Raw data -
------------

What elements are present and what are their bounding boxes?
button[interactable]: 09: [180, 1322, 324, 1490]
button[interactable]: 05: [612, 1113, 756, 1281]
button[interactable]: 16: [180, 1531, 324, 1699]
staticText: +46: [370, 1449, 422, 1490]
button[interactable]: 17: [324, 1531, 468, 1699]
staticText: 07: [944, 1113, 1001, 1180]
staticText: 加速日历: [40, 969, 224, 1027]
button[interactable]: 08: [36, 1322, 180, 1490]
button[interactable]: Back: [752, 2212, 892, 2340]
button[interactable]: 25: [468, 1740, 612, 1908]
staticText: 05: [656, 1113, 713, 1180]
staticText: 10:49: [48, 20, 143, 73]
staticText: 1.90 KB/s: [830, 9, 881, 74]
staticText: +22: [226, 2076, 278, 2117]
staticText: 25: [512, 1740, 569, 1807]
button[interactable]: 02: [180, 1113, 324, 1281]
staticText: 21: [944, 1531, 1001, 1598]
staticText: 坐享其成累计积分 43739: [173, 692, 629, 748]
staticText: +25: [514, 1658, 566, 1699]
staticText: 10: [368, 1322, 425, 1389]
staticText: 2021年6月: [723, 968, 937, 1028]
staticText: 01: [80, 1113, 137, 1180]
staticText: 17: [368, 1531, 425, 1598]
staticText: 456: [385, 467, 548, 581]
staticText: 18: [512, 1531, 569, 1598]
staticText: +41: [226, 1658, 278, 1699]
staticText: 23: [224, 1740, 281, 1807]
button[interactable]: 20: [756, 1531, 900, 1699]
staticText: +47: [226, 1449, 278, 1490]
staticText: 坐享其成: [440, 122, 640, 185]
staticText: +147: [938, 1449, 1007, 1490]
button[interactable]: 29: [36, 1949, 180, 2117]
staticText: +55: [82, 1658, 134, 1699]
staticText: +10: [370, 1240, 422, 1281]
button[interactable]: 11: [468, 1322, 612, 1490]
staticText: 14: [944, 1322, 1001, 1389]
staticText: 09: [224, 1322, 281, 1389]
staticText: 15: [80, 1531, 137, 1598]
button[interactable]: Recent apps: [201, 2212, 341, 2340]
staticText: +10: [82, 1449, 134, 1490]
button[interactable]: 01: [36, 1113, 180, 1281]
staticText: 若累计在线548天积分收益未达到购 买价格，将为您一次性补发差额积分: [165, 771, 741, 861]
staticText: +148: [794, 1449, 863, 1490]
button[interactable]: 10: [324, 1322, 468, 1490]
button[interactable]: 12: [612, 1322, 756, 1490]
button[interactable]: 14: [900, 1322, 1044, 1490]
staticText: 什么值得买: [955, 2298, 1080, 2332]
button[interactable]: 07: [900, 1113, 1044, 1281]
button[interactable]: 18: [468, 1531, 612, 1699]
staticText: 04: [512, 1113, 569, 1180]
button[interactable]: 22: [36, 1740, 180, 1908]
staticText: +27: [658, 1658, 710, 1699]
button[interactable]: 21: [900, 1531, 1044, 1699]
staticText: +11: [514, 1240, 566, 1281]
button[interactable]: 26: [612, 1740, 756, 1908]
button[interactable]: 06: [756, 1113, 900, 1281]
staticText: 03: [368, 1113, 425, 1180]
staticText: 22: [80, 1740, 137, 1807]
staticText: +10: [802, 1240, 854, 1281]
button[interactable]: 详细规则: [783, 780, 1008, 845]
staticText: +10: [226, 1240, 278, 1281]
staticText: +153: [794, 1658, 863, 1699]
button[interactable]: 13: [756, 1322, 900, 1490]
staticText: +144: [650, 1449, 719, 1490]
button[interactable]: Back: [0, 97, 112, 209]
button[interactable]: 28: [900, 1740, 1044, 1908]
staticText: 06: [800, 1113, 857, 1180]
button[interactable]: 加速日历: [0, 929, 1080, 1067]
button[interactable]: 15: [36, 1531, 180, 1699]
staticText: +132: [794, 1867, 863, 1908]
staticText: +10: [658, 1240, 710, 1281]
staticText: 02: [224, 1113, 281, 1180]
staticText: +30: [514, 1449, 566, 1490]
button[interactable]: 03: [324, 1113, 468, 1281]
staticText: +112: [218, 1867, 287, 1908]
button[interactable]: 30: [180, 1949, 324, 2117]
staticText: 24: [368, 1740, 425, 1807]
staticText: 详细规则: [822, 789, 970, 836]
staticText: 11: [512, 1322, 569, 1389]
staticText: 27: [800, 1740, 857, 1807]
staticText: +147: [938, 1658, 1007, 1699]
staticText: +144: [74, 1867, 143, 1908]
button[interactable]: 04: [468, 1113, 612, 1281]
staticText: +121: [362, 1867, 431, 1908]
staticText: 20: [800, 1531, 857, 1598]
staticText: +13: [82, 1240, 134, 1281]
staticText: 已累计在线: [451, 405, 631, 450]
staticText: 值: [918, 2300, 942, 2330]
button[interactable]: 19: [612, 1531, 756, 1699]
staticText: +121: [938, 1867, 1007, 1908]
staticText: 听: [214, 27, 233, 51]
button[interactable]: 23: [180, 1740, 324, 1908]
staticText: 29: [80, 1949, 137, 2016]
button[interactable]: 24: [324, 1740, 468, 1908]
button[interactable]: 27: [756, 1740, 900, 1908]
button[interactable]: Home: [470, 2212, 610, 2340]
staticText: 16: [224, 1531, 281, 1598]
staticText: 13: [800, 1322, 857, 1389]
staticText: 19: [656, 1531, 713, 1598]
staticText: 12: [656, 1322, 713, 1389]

------------

Aim -
Reproduce the entire listing above, line for line, without any alteration.

Answer to the problem -
What elements are present and what are their bounding boxes?
button[interactable]: 09: [180, 1322, 324, 1490]
button[interactable]: 05: [612, 1113, 756, 1281]
button[interactable]: 16: [180, 1531, 324, 1699]
staticText: +46: [370, 1449, 422, 1490]
button[interactable]: 17: [324, 1531, 468, 1699]
staticText: 07: [944, 1113, 1001, 1180]
staticText: 加速日历: [40, 969, 224, 1027]
button[interactable]: 08: [36, 1322, 180, 1490]
button[interactable]: Back: [752, 2212, 892, 2340]
button[interactable]: 25: [468, 1740, 612, 1908]
staticText: 05: [656, 1113, 713, 1180]
staticText: 10:49: [48, 20, 143, 73]
staticText: 1.90 KB/s: [830, 9, 881, 74]
staticText: +22: [226, 2076, 278, 2117]
staticText: 25: [512, 1740, 569, 1807]
button[interactable]: 02: [180, 1113, 324, 1281]
staticText: 21: [944, 1531, 1001, 1598]
staticText: 坐享其成累计积分 43739: [173, 692, 629, 748]
staticText: +25: [514, 1658, 566, 1699]
staticText: 10: [368, 1322, 425, 1389]
staticText: 2021年6月: [723, 968, 937, 1028]
staticText: 01: [80, 1113, 137, 1180]
staticText: 17: [368, 1531, 425, 1598]
staticText: 456: [385, 467, 548, 581]
staticText: 18: [512, 1531, 569, 1598]
staticText: +41: [226, 1658, 278, 1699]
staticText: 23: [224, 1740, 281, 1807]
button[interactable]: 20: [756, 1531, 900, 1699]
staticText: +47: [226, 1449, 278, 1490]
staticText: 坐享其成: [440, 122, 640, 185]
staticText: +147: [938, 1449, 1007, 1490]
button[interactable]: 29: [36, 1949, 180, 2117]
staticText: +55: [82, 1658, 134, 1699]
staticText: +10: [370, 1240, 422, 1281]
button[interactable]: 11: [468, 1322, 612, 1490]
staticText: 14: [944, 1322, 1001, 1389]
staticText: 09: [224, 1322, 281, 1389]
staticText: 15: [80, 1531, 137, 1598]
button[interactable]: Recent apps: [201, 2212, 341, 2340]
staticText: +10: [82, 1449, 134, 1490]
button[interactable]: 01: [36, 1113, 180, 1281]
staticText: 若累计在线548天积分收益未达到购 买价格，将为您一次性补发差额积分: [165, 771, 741, 861]
staticText: +148: [794, 1449, 863, 1490]
button[interactable]: 10: [324, 1322, 468, 1490]
button[interactable]: 12: [612, 1322, 756, 1490]
button[interactable]: 14: [900, 1322, 1044, 1490]
staticText: 什么值得买: [955, 2298, 1080, 2332]
button[interactable]: 07: [900, 1113, 1044, 1281]
button[interactable]: 18: [468, 1531, 612, 1699]
staticText: 04: [512, 1113, 569, 1180]
button[interactable]: 22: [36, 1740, 180, 1908]
staticText: +27: [658, 1658, 710, 1699]
button[interactable]: 21: [900, 1531, 1044, 1699]
staticText: +11: [514, 1240, 566, 1281]
button[interactable]: 26: [612, 1740, 756, 1908]
button[interactable]: 06: [756, 1113, 900, 1281]
staticText: 03: [368, 1113, 425, 1180]
staticText: 22: [80, 1740, 137, 1807]
staticText: +10: [802, 1240, 854, 1281]
button[interactable]: 详细规则: [783, 780, 1008, 845]
staticText: +10: [226, 1240, 278, 1281]
staticText: +153: [794, 1658, 863, 1699]
button[interactable]: 13: [756, 1322, 900, 1490]
staticText: +144: [650, 1449, 719, 1490]
button[interactable]: Back: [0, 97, 112, 209]
button[interactable]: 28: [900, 1740, 1044, 1908]
staticText: 06: [800, 1113, 857, 1180]
button[interactable]: 加速日历: [0, 929, 1080, 1067]
button[interactable]: 15: [36, 1531, 180, 1699]
staticText: +132: [794, 1867, 863, 1908]
staticText: +10: [658, 1240, 710, 1281]
staticText: 02: [224, 1113, 281, 1180]
staticText: +30: [514, 1449, 566, 1490]
button[interactable]: 03: [324, 1113, 468, 1281]
staticText: +112: [218, 1867, 287, 1908]
button[interactable]: 30: [180, 1949, 324, 2117]
staticText: 24: [368, 1740, 425, 1807]
staticText: 详细规则: [822, 789, 970, 836]
staticText: 11: [512, 1322, 569, 1389]
staticText: 27: [800, 1740, 857, 1807]
staticText: +147: [938, 1658, 1007, 1699]
staticText: +144: [74, 1867, 143, 1908]
button[interactable]: 04: [468, 1113, 612, 1281]
staticText: +121: [362, 1867, 431, 1908]
staticText: 20: [800, 1531, 857, 1598]
staticText: +13: [82, 1240, 134, 1281]
staticText: 已累计在线: [451, 405, 631, 450]
staticText: 值: [918, 2300, 942, 2330]
button[interactable]: 19: [612, 1531, 756, 1699]
staticText: +121: [938, 1867, 1007, 1908]
staticText: 听: [214, 27, 233, 51]
button[interactable]: 23: [180, 1740, 324, 1908]
staticText: 29: [80, 1949, 137, 2016]
button[interactable]: 24: [324, 1740, 468, 1908]
button[interactable]: 27: [756, 1740, 900, 1908]
button[interactable]: Home: [470, 2212, 610, 2340]
staticText: 16: [224, 1531, 281, 1598]
staticText: 13: [800, 1322, 857, 1389]
staticText: 19: [656, 1531, 713, 1598]
staticText: 12: [656, 1322, 713, 1389]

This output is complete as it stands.